▸ **Reading text**:
------------------------------------------------------------------------

= Gaius Catellius Celer =

1st century Roman senator and suffect consul

Gaius Catellius Celer (also known as Lucius Pompeius Vopiscus Gaius Catellius Celer) was a Roman senator who flourished during the Flavian dynasty. He served as suffect consul for the nundinium September-October 77 with Marcus Arruntius Aquila as his colleague.

== Name ==
The nomen "Catellius" is rare. Ronald Syme could only find it represented in three cities: Aesernia (modern Isernia), Forum Sempronii (modern Fossombrone), and Volsinii, where four freedmen of a Lucius Catellius are attested. Syme has narrowed the choice between these: a fragmentary name "Q. Pompeius [...] Cat[...]" attested at Volsinii, points to Volsinii as his home town.

At times Celer also included the nomen "Arruntius" in his name, indicating either that his mother belonged to that family, or he received a legacy from someone of that family in return for adopting that person's name, a practice referred to by scholars as "testamentary adoption". Further, no later than AD 80 Celer adopted the longer version of his name -- Lucius Pompeius Vopiscus Catellius Celer -- suggesting he accepted another testamentary adoption around that time, in this case from one Lucius Pompeius Vopiscus. This Pompeius Vopiscus might be the suffect consul of 69.

------------------------------------------------------------------------

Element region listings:
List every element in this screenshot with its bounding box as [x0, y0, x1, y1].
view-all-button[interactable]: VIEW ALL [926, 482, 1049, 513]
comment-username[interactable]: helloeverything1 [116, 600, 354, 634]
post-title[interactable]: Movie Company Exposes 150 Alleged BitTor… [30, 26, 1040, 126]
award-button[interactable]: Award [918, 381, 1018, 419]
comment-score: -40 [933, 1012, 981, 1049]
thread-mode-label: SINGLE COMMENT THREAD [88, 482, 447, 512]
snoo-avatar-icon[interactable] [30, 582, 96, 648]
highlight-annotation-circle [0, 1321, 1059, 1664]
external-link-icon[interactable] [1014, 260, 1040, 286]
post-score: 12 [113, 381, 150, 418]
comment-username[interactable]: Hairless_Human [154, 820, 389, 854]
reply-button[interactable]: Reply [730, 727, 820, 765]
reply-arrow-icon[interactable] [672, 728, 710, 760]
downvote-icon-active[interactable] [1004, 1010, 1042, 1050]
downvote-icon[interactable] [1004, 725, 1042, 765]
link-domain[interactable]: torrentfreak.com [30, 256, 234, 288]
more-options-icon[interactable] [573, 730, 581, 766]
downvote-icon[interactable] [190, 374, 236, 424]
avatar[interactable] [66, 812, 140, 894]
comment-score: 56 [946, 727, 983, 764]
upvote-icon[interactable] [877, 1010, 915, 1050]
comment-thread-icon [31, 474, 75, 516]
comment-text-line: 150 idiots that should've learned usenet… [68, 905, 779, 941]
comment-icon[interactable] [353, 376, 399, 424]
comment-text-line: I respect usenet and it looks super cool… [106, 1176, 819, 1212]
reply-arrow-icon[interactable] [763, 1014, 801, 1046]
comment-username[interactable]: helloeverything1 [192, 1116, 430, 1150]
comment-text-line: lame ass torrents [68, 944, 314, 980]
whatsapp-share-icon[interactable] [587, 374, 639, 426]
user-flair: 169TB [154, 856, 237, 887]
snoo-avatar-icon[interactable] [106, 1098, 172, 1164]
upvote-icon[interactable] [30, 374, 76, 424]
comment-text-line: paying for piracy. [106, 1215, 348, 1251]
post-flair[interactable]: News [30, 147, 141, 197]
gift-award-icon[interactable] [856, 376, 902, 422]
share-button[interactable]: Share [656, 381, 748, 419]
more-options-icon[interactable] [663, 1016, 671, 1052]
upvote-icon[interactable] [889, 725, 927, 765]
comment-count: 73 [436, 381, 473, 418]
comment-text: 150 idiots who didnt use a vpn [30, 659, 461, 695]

------------------------------------------------------------------------

▸ **Short task 1**: From the text on Gaius Catellius Celer, extract the passage starting at "Gaius Catellius Celer (also" and ending at "as his colleague.".
▸ **Short task 2**: Extend the text on Gaius Catellius Celer, picking up right after its final sentence.

▸ **Task result 1**:
Gaius Catellius Celer (also known as Lucius Pompeius Vopiscus Gaius Catellius Celer) was a Roman senator who flourished during the Flavian dynasty. He served as suffect consul for the nundinium September-October 77 with Marcus Arruntius Aquila as his colleague.

▸ **Task result 2**:
== Career ==
Details of Celer's life are lacking before 20 May 75, when he first appears in the records of the Arval Brethren as a member of that college. Syme argues that between that date and October 77, when he is mentioned again, he was away from Rome, serving as governor of Lusitania. He returned to Rome to serve as suffect consul in 77, and attended all the known ceremonies of the Arval Brethren until 86, and does not appear again until 27 May 90. Syme explains his absence by dating Celer's term as juridicus of Tarraconensis to these years. Prior to serving as juridicus, Celer is known to have served as curator operum publicorum, succeeding Marcus Hirrius Fronto Neratius Pansa.

In AD 91, when he was eligible to participate in the sortition for the proconsulate of either Africa or Asia, he failed to obtain either one.

== Family ==
Some authorities raise the possibility that Pompeia Celerina, the mother of Pliny the Younger's second wife, was Celer's daughter. In his monograph on Imperial Roman nomenclature, Olli Salomies points out that if this were the case, she had to be born after Celer accepted the testamentary adoption from Pompeius Vopiscus -- after 80 -- but "a lady born at the earliest in c. 80 cannot have been the mother of Pliny's second wife."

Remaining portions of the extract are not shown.